Gather each line in the entries that includes the string "ylabel".

Input records:
□ □ □ □
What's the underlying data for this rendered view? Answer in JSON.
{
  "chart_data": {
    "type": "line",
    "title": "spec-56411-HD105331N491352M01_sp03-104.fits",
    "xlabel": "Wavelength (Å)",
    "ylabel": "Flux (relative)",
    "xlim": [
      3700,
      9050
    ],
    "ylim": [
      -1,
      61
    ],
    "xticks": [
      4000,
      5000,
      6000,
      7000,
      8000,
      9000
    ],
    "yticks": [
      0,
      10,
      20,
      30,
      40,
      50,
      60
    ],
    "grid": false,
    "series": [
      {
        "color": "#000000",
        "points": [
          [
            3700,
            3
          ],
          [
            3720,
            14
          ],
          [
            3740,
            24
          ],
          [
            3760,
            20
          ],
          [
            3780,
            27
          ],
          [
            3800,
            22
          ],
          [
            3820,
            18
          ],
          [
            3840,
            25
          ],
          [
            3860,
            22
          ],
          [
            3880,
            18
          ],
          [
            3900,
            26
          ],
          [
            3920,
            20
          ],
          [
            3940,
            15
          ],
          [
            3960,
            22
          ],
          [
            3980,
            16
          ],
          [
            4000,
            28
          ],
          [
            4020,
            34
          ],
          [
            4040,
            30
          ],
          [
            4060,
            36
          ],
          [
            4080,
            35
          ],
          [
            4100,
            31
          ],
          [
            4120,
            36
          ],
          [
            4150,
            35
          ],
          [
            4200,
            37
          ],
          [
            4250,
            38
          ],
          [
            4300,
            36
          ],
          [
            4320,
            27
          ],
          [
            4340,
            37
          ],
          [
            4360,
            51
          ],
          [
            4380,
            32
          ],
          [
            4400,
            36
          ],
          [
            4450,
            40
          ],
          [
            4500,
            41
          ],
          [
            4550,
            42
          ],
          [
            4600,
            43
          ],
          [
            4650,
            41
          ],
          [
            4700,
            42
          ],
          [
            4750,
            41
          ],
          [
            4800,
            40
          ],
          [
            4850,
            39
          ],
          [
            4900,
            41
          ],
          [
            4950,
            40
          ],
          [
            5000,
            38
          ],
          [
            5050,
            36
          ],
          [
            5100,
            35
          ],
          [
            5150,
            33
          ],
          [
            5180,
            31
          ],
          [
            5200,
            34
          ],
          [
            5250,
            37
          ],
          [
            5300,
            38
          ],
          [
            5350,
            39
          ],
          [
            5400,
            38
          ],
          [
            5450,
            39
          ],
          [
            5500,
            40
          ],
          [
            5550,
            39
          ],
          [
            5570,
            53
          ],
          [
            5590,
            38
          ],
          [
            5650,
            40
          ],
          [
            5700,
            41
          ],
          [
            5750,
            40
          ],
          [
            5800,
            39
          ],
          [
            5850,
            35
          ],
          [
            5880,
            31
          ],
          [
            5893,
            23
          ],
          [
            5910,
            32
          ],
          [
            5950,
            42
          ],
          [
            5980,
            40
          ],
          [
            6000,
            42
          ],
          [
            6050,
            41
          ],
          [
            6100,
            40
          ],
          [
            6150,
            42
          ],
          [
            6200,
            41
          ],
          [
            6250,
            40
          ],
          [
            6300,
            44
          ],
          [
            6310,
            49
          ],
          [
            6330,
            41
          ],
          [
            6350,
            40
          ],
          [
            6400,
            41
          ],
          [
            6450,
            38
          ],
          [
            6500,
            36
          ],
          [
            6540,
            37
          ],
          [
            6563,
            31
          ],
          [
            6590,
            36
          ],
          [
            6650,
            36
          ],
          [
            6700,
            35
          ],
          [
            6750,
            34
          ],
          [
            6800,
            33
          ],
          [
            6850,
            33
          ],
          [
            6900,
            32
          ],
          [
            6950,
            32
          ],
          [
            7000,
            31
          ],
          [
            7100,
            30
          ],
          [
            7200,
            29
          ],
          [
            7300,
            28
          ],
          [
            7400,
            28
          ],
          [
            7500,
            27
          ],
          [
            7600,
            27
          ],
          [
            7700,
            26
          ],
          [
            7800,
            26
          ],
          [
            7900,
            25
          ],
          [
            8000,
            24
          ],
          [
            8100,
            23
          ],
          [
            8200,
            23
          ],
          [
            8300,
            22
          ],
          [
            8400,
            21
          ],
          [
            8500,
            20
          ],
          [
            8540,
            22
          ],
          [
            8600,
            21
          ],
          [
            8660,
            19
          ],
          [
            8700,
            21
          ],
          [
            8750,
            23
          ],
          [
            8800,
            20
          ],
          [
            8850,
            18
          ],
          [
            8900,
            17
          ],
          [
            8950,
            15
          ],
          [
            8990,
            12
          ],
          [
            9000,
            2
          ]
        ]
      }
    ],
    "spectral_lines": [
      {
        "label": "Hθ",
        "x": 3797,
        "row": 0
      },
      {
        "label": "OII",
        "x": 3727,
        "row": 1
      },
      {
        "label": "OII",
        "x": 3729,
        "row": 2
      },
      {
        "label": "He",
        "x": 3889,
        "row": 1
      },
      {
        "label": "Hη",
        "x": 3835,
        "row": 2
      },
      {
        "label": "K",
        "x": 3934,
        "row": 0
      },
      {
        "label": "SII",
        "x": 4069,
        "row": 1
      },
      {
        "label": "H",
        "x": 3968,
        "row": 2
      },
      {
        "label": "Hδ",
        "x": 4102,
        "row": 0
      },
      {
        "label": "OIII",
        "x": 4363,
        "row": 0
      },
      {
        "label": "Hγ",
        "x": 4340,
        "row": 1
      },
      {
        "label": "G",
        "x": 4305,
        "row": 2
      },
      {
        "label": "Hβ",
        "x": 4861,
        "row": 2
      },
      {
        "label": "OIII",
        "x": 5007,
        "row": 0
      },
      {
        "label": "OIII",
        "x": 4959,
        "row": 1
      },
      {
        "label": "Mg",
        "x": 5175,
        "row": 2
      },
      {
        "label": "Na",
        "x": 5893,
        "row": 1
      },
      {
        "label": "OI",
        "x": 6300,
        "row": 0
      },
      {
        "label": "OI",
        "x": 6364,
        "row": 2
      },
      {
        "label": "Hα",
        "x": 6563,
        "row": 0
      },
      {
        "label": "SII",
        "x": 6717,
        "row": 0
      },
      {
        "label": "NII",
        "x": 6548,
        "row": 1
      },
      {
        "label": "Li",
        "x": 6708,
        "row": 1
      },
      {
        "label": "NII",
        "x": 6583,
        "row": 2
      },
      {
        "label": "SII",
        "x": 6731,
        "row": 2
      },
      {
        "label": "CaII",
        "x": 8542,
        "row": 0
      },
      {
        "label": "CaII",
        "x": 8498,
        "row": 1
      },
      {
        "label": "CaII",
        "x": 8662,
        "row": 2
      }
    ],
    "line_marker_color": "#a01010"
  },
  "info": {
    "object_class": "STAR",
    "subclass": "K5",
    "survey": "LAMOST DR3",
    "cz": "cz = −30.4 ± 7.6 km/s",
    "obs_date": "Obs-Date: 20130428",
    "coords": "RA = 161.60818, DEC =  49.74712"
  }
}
□ □ □ □
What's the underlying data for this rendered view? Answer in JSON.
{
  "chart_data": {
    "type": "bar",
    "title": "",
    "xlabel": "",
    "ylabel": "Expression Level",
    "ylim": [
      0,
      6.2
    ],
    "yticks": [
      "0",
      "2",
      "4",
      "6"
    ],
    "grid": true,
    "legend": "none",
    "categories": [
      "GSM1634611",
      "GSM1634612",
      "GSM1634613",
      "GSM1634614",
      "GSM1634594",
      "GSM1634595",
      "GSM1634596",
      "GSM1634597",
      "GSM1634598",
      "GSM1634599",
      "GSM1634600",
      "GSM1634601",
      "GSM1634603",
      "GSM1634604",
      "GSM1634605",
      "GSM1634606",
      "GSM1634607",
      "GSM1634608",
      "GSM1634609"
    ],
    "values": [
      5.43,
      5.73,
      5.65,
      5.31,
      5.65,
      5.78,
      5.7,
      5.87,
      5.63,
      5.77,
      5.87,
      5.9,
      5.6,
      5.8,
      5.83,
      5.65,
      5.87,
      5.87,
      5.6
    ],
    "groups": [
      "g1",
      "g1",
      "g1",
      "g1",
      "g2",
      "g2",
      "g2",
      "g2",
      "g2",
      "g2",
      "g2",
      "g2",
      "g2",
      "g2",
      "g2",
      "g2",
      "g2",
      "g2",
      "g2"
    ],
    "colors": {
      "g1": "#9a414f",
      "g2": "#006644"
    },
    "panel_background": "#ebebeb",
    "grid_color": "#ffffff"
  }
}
□ □ □ □
Reply:
    "ylabel": "Flux (relative)",
    "ylabel": "Expression Level",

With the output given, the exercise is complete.